— Exercise goal —
Copy out each line below exactly as it appears.

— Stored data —
******************************

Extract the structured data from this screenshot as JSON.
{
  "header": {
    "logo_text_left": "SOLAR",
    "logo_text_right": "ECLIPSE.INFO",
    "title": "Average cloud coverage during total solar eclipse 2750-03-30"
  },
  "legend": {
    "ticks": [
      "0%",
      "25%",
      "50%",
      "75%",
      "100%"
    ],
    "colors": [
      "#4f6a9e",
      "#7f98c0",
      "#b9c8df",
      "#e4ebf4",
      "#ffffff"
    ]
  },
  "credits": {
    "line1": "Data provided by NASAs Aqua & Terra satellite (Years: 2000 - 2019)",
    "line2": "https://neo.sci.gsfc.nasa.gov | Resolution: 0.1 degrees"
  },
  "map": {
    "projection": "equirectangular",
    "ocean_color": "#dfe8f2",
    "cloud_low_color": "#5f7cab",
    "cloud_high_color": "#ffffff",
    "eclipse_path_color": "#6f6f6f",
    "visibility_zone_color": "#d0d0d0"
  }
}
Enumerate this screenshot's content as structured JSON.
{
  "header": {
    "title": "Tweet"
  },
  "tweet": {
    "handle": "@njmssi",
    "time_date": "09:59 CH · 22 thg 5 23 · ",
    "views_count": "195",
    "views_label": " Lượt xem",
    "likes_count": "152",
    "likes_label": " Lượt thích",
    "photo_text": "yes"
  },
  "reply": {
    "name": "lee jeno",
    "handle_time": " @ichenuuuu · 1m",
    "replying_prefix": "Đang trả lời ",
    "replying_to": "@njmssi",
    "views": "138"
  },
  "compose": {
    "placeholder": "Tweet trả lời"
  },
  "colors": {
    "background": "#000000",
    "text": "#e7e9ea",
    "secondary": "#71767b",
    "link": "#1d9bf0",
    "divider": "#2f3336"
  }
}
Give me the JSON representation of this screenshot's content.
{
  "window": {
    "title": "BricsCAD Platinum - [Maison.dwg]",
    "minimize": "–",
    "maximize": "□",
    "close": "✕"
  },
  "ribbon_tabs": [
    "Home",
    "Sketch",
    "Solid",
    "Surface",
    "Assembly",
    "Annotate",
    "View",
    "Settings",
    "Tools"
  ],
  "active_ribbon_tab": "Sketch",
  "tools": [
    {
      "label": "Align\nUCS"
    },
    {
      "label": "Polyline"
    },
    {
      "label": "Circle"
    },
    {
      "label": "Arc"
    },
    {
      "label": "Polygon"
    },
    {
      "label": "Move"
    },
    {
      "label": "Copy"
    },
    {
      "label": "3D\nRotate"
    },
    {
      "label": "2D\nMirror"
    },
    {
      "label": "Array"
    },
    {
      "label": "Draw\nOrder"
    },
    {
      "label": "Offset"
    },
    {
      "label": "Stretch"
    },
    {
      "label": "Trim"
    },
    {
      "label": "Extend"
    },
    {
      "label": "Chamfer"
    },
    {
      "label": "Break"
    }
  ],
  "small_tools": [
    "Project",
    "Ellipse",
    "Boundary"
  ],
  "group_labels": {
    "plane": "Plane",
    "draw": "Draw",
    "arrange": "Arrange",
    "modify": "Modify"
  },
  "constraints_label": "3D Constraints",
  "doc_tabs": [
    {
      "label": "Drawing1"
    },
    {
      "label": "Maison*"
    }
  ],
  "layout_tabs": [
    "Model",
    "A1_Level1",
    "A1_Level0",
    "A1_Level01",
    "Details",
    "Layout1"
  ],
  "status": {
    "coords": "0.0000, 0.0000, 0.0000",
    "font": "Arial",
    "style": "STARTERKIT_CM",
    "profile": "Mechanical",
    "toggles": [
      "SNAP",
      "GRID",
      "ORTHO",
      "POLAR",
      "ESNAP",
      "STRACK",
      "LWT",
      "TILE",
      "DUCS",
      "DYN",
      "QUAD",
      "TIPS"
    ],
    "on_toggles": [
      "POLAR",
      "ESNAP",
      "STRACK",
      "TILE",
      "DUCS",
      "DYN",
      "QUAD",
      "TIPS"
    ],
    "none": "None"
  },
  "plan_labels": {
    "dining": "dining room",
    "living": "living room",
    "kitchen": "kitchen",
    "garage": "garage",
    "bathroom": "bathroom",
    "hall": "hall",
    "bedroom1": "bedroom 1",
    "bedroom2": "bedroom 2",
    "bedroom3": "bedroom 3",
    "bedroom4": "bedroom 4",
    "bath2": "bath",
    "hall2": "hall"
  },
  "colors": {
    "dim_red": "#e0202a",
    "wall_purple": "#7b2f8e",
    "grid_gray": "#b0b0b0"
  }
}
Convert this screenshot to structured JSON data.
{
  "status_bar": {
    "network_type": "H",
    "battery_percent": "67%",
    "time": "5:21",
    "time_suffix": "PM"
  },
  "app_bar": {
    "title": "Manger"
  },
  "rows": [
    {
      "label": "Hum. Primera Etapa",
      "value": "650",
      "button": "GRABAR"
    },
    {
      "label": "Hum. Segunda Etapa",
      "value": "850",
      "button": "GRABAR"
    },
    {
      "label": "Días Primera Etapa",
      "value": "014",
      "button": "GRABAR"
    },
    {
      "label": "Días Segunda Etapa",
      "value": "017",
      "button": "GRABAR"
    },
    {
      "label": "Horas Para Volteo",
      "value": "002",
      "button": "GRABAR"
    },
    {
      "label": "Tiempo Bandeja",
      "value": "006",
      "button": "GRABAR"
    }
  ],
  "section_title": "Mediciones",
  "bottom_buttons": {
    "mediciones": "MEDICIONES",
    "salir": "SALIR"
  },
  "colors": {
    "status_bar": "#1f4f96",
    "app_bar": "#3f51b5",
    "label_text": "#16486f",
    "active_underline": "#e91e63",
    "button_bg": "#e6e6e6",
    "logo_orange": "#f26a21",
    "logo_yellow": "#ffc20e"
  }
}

******************************

— Output —
Extract the structured data from this screenshot as JSON.
{
  "header": {
    "logo_text_left": "SOLAR",
    "logo_text_right": "ECLIPSE.INFO",
    "title": "Average cloud coverage during total solar eclipse 2750-03-30"
  },
  "legend": {
    "ticks": [
      "0%",
      "25%",
      "50%",
      "75%",
      "100%"
    ],
    "colors": [
      "#4f6a9e",
      "#7f98c0",
      "#b9c8df",
      "#e4ebf4",
      "#ffffff"
    ]
  },
  "credits": {
    "line1": "Data provided by NASAs Aqua & Terra satellite (Years: 2000 - 2019)",
    "line2": "https://neo.sci.gsfc.nasa.gov | Resolution: 0.1 degrees"
  },
  "map": {
    "projection": "equirectangular",
    "ocean_color": "#dfe8f2",
    "cloud_low_color": "#5f7cab",
    "cloud_high_color": "#ffffff",
    "eclipse_path_color": "#6f6f6f",
    "visibility_zone_color": "#d0d0d0"
  }
}
Enumerate this screenshot's content as structured JSON.
{
  "header": {
    "title": "Tweet"
  },
  "tweet": {
    "handle": "@njmssi",
    "time_date": "09:59 CH · 22 thg 5 23 · ",
    "views_count": "195",
    "views_label": " Lượt xem",
    "likes_count": "152",
    "likes_label": " Lượt thích",
    "photo_text": "yes"
  },
  "reply": {
    "name": "lee jeno",
    "handle_time": " @ichenuuuu · 1m",
    "replying_prefix": "Đang trả lời ",
    "replying_to": "@njmssi",
    "views": "138"
  },
  "compose": {
    "placeholder": "Tweet trả lời"
  },
  "colors": {
    "background": "#000000",
    "text": "#e7e9ea",
    "secondary": "#71767b",
    "link": "#1d9bf0",
    "divider": "#2f3336"
  }
}
Give me the JSON representation of this screenshot's content.
{
  "window": {
    "title": "BricsCAD Platinum - [Maison.dwg]",
    "minimize": "–",
    "maximize": "□",
    "close": "✕"
  },
  "ribbon_tabs": [
    "Home",
    "Sketch",
    "Solid",
    "Surface",
    "Assembly",
    "Annotate",
    "View",
    "Settings",
    "Tools"
  ],
  "active_ribbon_tab": "Sketch",
  "tools": [
    {
      "label": "Align\nUCS"
    },
    {
      "label": "Polyline"
    },
    {
      "label": "Circle"
    },
    {
      "label": "Arc"
    },
    {
      "label": "Polygon"
    },
    {
      "label": "Move"
    },
    {
      "label": "Copy"
    },
    {
      "label": "3D\nRotate"
    },
    {
      "label": "2D\nMirror"
    },
    {
      "label": "Array"
    },
    {
      "label": "Draw\nOrder"
    },
    {
      "label": "Offset"
    },
    {
      "label": "Stretch"
    },
    {
      "label": "Trim"
    },
    {
      "label": "Extend"
    },
    {
      "label": "Chamfer"
    },
    {
      "label": "Break"
    }
  ],
  "small_tools": [
    "Project",
    "Ellipse",
    "Boundary"
  ],
  "group_labels": {
    "plane": "Plane",
    "draw": "Draw",
    "arrange": "Arrange",
    "modify": "Modify"
  },
  "constraints_label": "3D Constraints",
  "doc_tabs": [
    {
      "label": "Drawing1"
    },
    {
      "label": "Maison*"
    }
  ],
  "layout_tabs": [
    "Model",
    "A1_Level1",
    "A1_Level0",
    "A1_Level01",
    "Details",
    "Layout1"
  ],
  "status": {
    "coords": "0.0000, 0.0000, 0.0000",
    "font": "Arial",
    "style": "STARTERKIT_CM",
    "profile": "Mechanical",
    "toggles": [
      "SNAP",
      "GRID",
      "ORTHO",
      "POLAR",
      "ESNAP",
      "STRACK",
      "LWT",
      "TILE",
      "DUCS",
      "DYN",
      "QUAD",
      "TIPS"
    ],
    "on_toggles": [
      "POLAR",
      "ESNAP",
      "STRACK",
      "TILE",
      "DUCS",
      "DYN",
      "QUAD",
      "TIPS"
    ],
    "none": "None"
  },
  "plan_labels": {
    "dining": "dining room",
    "living": "living room",
    "kitchen": "kitchen",
    "garage": "garage",
    "bathroom": "bathroom",
    "hall": "hall",
    "bedroom1": "bedroom 1",
    "bedroom2": "bedroom 2",
    "bedroom3": "bedroom 3",
    "bedroom4": "bedroom 4",
    "bath2": "bath",
    "hall2": "hall"
  },
  "colors": {
    "dim_red": "#e0202a",
    "wall_purple": "#7b2f8e",
    "grid_gray": "#b0b0b0"
  }
}
Convert this screenshot to structured JSON data.
{
  "status_bar": {
    "network_type": "H",
    "battery_percent": "67%",
    "time": "5:21",
    "time_suffix": "PM"
  },
  "app_bar": {
    "title": "Manger"
  },
  "rows": [
    {
      "label": "Hum. Primera Etapa",
      "value": "650",
      "button": "GRABAR"
    },
    {
      "label": "Hum. Segunda Etapa",
      "value": "850",
      "button": "GRABAR"
    },
    {
      "label": "Días Primera Etapa",
      "value": "014",
      "button": "GRABAR"
    },
    {
      "label": "Días Segunda Etapa",
      "value": "017",
      "button": "GRABAR"
    },
    {
      "label": "Horas Para Volteo",
      "value": "002",
      "button": "GRABAR"
    },
    {
      "label": "Tiempo Bandeja",
      "value": "006",
      "button": "GRABAR"
    }
  ],
  "section_title": "Mediciones",
  "bottom_buttons": {
    "mediciones": "MEDICIONES",
    "salir": "SALIR"
  },
  "colors": {
    "status_bar": "#1f4f96",
    "app_bar": "#3f51b5",
    "label_text": "#16486f",
    "active_underline": "#e91e63",
    "button_bg": "#e6e6e6",
    "logo_orange": "#f26a21",
    "logo_yellow": "#ffc20e"
  }
}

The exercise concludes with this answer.